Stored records
START

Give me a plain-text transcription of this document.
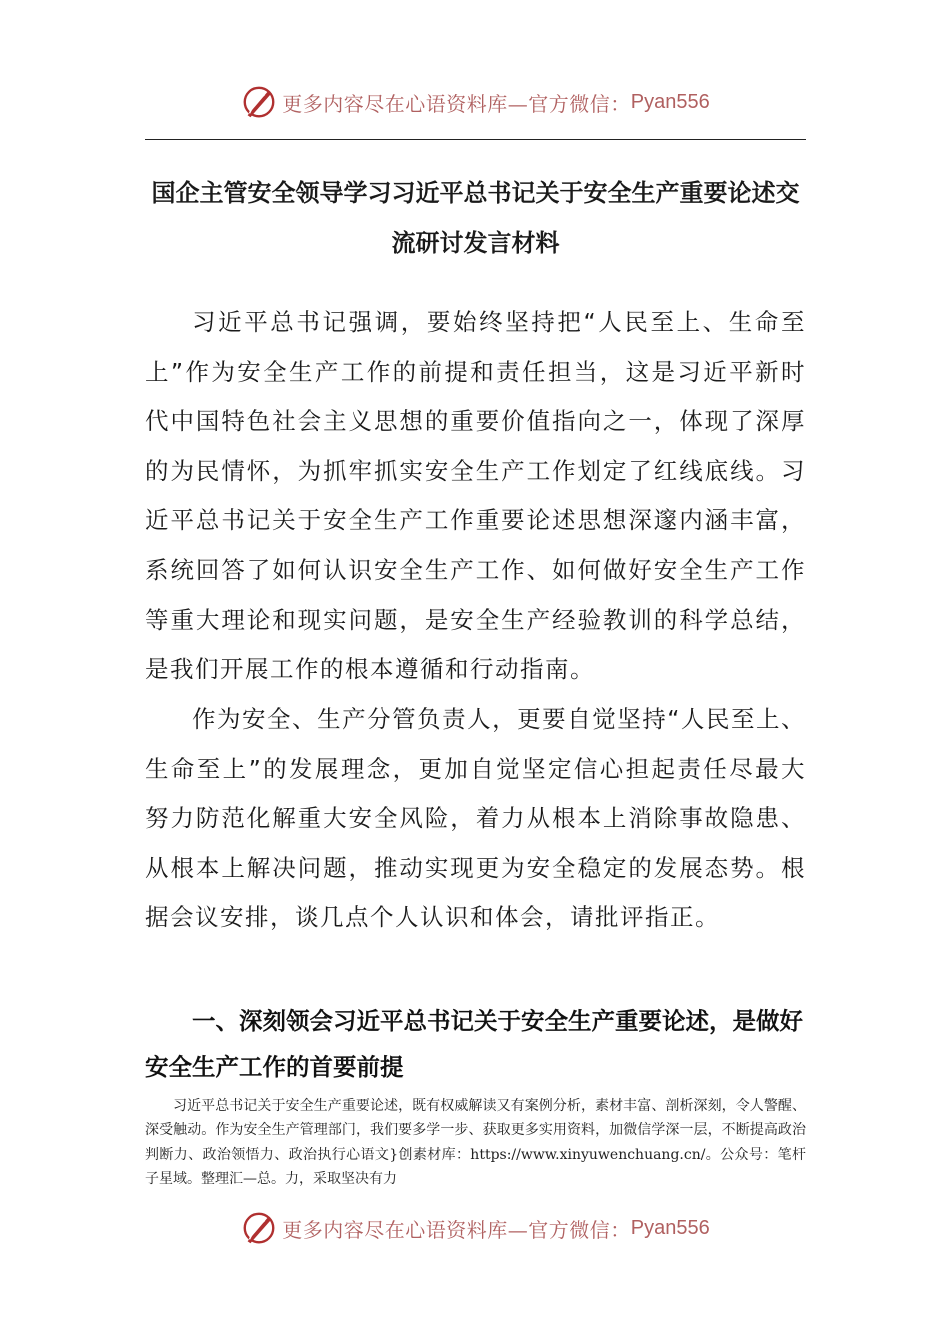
更多内容尽在心语资料库—官方微信： Pyan556
国企主管安全领导学习习近平总书记关于安全生产重要论述交流研讨发言材料

习近平总书记强调，要始终坚持把“人民至上、生命至上”作为安全生产工作的前提和责任担当，这是习近平新时代中国特色社会主义思想的重要价值指向之一，体现了深厚的为民情怀，为抓牢抓实安全生产工作划定了红线底线。习近平总书记关于安全生产工作重要论述思想深邃内涵丰富，系统回答了如何认识安全生产工作、如何做好安全生产工作等重大理论和现实问题，是安全生产经验教训的科学总结，是我们开展工作的根本遵循和行动指南。

作为安全、生产分管负责人，更要自觉坚持“人民至上、生命至上”的发展理念，更加自觉坚定信心担起责任尽最大努力防范化解重大安全风险，着力从根本上消除事故隐患、从根本上解决问题，推动实现更为安全稳定的发展态势。根据会议安排，谈几点个人认识和体会，请批评指正。

一、深刻领会习近平总书记关于安全生产重要论述，是做好安全生产工作的首要前提

习近平总书记关于安全生产重要论述，既有权威解读又有案例分析，素材丰富、剖析深刻，令人警醒、深受触动。作为安全生产管理部门，我们要多学一步、获取更多实用资料，加微信学深一层，不断提高政治判断力、政治领悟力、政治执行心语文}创素材库：https://www.xinyuwenchuang.cn/。公众号：笔杆子星域。整理汇—总。力，采取坚决有力

更多内容尽在心语资料库—官方微信： Pyan556
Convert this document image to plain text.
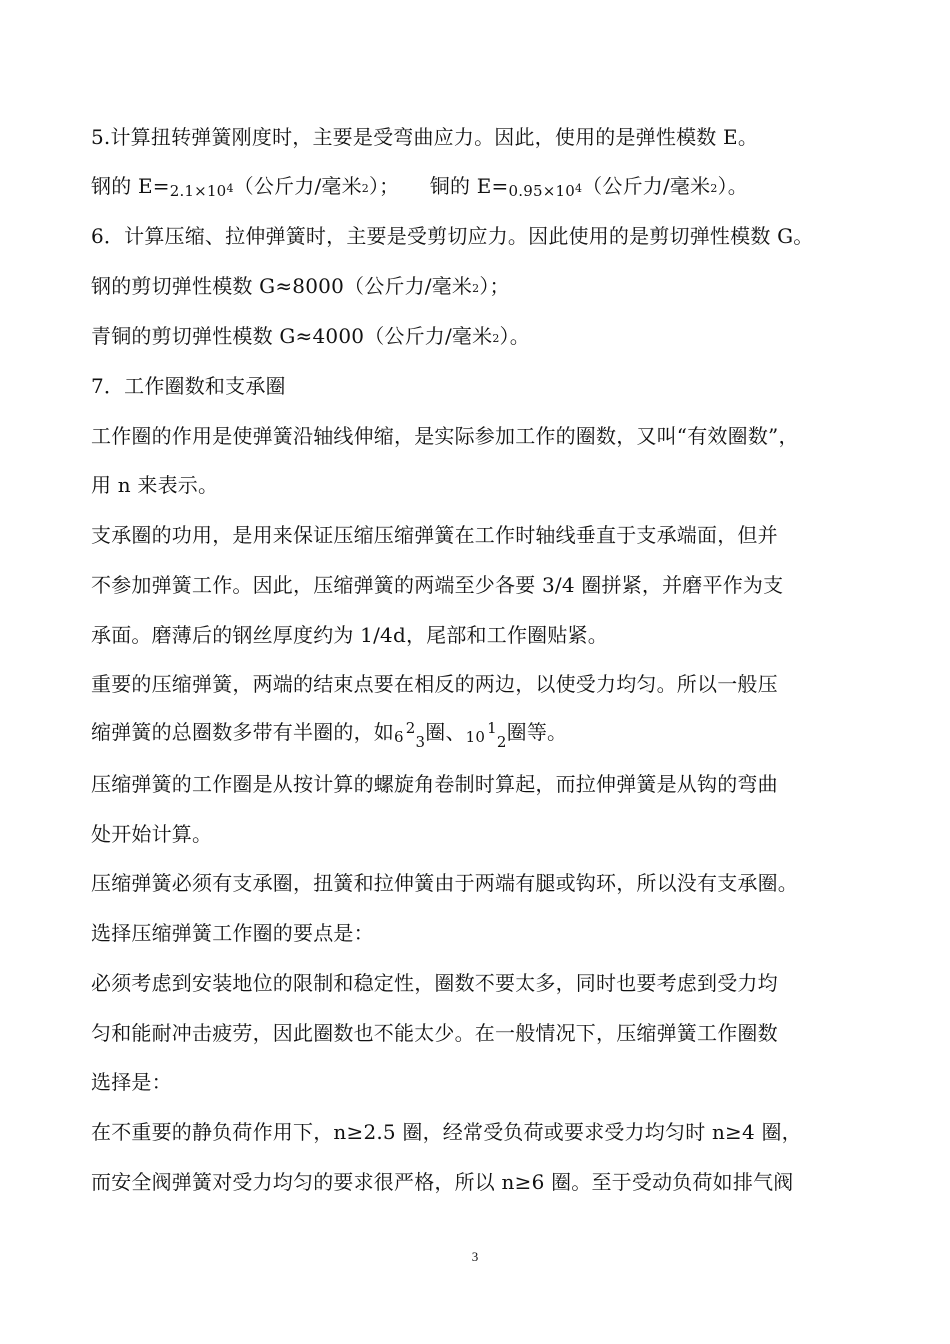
5.计算扭转弹簧刚度时，主要是受弯曲应力。因此，使用的是弹性模数 E。
钢的 E=2.1×104（公斤力/毫米2）；　　铜的 E=0.95×104（公斤力/毫米2）。
6．计算压缩、拉伸弹簧时，主要是受剪切应力。因此使用的是剪切弹性模数 G。
钢的剪切弹性模数 G≈8000（公斤力/毫米2）；
青铜的剪切弹性模数 G≈4000（公斤力/毫米2）。
7．工作圈数和支承圈
工作圈的作用是使弹簧沿轴线伸缩，是实际参加工作的圈数，又叫“有效圈数”，
用 n 来表示。
支承圈的功用，是用来保证压缩压缩弹簧在工作时轴线垂直于支承端面，但并
不参加弹簧工作。因此，压缩弹簧的两端至少各要 3/4 圈拼紧，并磨平作为支
承面。磨薄后的钢丝厚度约为 1/4d，尾部和工作圈贴紧。
重要的压缩弹簧，两端的结束点要在相反的两边，以使受力均匀。所以一般压
缩弹簧的总圈数多带有半圈的，如6 $^2_3$圈、10 $^1_2$圈等。
压缩弹簧的工作圈是从按计算的螺旋角卷制时算起，而拉伸弹簧是从钩的弯曲
处开始计算。
压缩弹簧必须有支承圈，扭簧和拉伸簧由于两端有腿或钩环，所以没有支承圈。
选择压缩弹簧工作圈的要点是：
必须考虑到安装地位的限制和稳定性，圈数不要太多，同时也要考虑到受力均
匀和能耐冲击疲劳，因此圈数也不能太少。在一般情况下，压缩弹簧工作圈数
选择是：
在不重要的静负荷作用下，n≥2.5 圈，经常受负荷或要求受力均匀时 n≥4 圈，
而安全阀弹簧对受力均匀的要求很严格，所以 n≥6 圈。至于受动负荷如排气阀
3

END

Extract, character for character, every line from the one that holds "Convert this document image to plain text." through the end of the entries above. Include both boundary lines and no pictures.

Convert this document image to plain text.
5.计算扭转弹簧刚度时，主要是受弯曲应力。因此，使用的是弹性模数 E。
钢的 E=2.1×104（公斤力/毫米2）；　　铜的 E=0.95×104（公斤力/毫米2）。
6．计算压缩、拉伸弹簧时，主要是受剪切应力。因此使用的是剪切弹性模数 G。
钢的剪切弹性模数 G≈8000（公斤力/毫米2）；
青铜的剪切弹性模数 G≈4000（公斤力/毫米2）。
7．工作圈数和支承圈
工作圈的作用是使弹簧沿轴线伸缩，是实际参加工作的圈数，又叫“有效圈数”，
用 n 来表示。
支承圈的功用，是用来保证压缩压缩弹簧在工作时轴线垂直于支承端面，但并
不参加弹簧工作。因此，压缩弹簧的两端至少各要 3/4 圈拼紧，并磨平作为支
承面。磨薄后的钢丝厚度约为 1/4d，尾部和工作圈贴紧。
重要的压缩弹簧，两端的结束点要在相反的两边，以使受力均匀。所以一般压
缩弹簧的总圈数多带有半圈的，如6 $^2_3$圈、10 $^1_2$圈等。
压缩弹簧的工作圈是从按计算的螺旋角卷制时算起，而拉伸弹簧是从钩的弯曲
处开始计算。
压缩弹簧必须有支承圈，扭簧和拉伸簧由于两端有腿或钩环，所以没有支承圈。
选择压缩弹簧工作圈的要点是：
必须考虑到安装地位的限制和稳定性，圈数不要太多，同时也要考虑到受力均
匀和能耐冲击疲劳，因此圈数也不能太少。在一般情况下，压缩弹簧工作圈数
选择是：
在不重要的静负荷作用下，n≥2.5 圈，经常受负荷或要求受力均匀时 n≥4 圈，
而安全阀弹簧对受力均匀的要求很严格，所以 n≥6 圈。至于受动负荷如排气阀
3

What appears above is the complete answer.